## START

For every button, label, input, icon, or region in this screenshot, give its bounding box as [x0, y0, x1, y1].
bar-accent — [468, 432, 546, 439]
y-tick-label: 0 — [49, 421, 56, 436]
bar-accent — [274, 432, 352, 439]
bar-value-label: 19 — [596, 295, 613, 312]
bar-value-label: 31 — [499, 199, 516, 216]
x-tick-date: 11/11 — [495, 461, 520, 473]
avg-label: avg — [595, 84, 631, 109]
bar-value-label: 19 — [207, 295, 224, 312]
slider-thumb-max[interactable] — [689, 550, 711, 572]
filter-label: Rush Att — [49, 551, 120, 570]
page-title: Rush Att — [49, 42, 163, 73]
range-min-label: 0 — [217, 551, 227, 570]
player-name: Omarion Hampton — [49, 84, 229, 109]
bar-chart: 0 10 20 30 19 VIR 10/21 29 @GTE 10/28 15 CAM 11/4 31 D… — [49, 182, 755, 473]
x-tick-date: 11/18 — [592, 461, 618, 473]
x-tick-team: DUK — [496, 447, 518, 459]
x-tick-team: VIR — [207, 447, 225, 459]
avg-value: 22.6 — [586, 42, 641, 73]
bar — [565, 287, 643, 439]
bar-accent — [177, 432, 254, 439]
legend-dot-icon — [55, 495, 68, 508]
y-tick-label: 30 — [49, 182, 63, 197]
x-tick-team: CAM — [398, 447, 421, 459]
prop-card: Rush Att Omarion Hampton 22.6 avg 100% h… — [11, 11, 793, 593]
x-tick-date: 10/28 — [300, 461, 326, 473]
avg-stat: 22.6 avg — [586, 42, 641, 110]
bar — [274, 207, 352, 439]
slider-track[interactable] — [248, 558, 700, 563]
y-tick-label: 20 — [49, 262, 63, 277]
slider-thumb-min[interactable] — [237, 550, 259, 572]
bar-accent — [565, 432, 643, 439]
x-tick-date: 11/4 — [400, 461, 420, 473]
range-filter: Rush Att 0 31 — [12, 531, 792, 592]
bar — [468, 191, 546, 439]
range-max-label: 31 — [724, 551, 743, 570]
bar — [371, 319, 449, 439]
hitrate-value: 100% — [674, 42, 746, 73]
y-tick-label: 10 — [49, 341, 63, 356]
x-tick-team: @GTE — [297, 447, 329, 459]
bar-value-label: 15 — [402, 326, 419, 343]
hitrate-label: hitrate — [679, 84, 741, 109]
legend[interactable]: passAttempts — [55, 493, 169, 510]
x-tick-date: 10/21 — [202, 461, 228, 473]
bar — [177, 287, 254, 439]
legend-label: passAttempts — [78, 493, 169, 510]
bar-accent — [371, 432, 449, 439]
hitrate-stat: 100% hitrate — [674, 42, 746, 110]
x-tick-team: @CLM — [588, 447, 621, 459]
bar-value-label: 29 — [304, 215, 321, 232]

## END

WORK TO COMPLETE:
Please copy all of the records above without changing a single character.

RESPONSE BELOW:
For every button, label, input, icon, or region in this screenshot, give its bounding box as [x0, y0, x1, y1].
bar-accent — [468, 432, 546, 439]
y-tick-label: 0 — [49, 421, 56, 436]
bar-accent — [274, 432, 352, 439]
bar-value-label: 19 — [596, 295, 613, 312]
bar-value-label: 31 — [499, 199, 516, 216]
x-tick-date: 11/11 — [495, 461, 520, 473]
avg-label: avg — [595, 84, 631, 109]
bar-value-label: 19 — [207, 295, 224, 312]
slider-thumb-max[interactable] — [689, 550, 711, 572]
filter-label: Rush Att — [49, 551, 120, 570]
page-title: Rush Att — [49, 42, 163, 73]
range-min-label: 0 — [217, 551, 227, 570]
player-name: Omarion Hampton — [49, 84, 229, 109]
bar-chart: 0 10 20 30 19 VIR 10/21 29 @GTE 10/28 15 CAM 11/4 31 D… — [49, 182, 755, 473]
x-tick-date: 11/18 — [592, 461, 618, 473]
x-tick-team: DUK — [496, 447, 518, 459]
x-tick-team: VIR — [207, 447, 225, 459]
avg-value: 22.6 — [586, 42, 641, 73]
bar — [565, 287, 643, 439]
bar-accent — [177, 432, 254, 439]
legend-dot-icon — [55, 495, 68, 508]
y-tick-label: 30 — [49, 182, 63, 197]
x-tick-team: CAM — [398, 447, 421, 459]
prop-card: Rush Att Omarion Hampton 22.6 avg 100% h… — [11, 11, 793, 593]
x-tick-date: 10/28 — [300, 461, 326, 473]
avg-stat: 22.6 avg — [586, 42, 641, 110]
bar — [274, 207, 352, 439]
slider-track[interactable] — [248, 558, 700, 563]
y-tick-label: 20 — [49, 262, 63, 277]
slider-thumb-min[interactable] — [237, 550, 259, 572]
bar-accent — [565, 432, 643, 439]
x-tick-date: 11/4 — [400, 461, 420, 473]
range-filter: Rush Att 0 31 — [12, 531, 792, 592]
bar — [468, 191, 546, 439]
range-max-label: 31 — [724, 551, 743, 570]
bar — [371, 319, 449, 439]
hitrate-value: 100% — [674, 42, 746, 73]
y-tick-label: 10 — [49, 341, 63, 356]
x-tick-team: @GTE — [297, 447, 329, 459]
bar-value-label: 15 — [402, 326, 419, 343]
hitrate-label: hitrate — [679, 84, 741, 109]
legend[interactable]: passAttempts — [55, 493, 169, 510]
x-tick-date: 10/21 — [202, 461, 228, 473]
bar — [177, 287, 254, 439]
legend-label: passAttempts — [78, 493, 169, 510]
bar-accent — [371, 432, 449, 439]
hitrate-stat: 100% hitrate — [674, 42, 746, 110]
x-tick-team: @CLM — [588, 447, 621, 459]
bar-value-label: 29 — [304, 215, 321, 232]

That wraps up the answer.